### Task prompt
Spot each line that carries the word "this"; copy those lines.

### Records shown
···

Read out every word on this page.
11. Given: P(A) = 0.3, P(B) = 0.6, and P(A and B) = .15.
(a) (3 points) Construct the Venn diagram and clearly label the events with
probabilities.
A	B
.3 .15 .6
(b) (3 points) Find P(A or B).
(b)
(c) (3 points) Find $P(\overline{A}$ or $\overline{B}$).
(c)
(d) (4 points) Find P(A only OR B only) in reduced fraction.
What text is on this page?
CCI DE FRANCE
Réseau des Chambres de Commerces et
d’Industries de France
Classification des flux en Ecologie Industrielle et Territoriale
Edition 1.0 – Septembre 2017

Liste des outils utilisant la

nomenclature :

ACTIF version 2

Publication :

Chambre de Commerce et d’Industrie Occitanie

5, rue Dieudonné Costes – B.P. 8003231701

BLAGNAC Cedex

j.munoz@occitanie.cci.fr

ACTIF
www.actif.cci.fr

···

### Task output
Read out every word on this page.
What text is on this page?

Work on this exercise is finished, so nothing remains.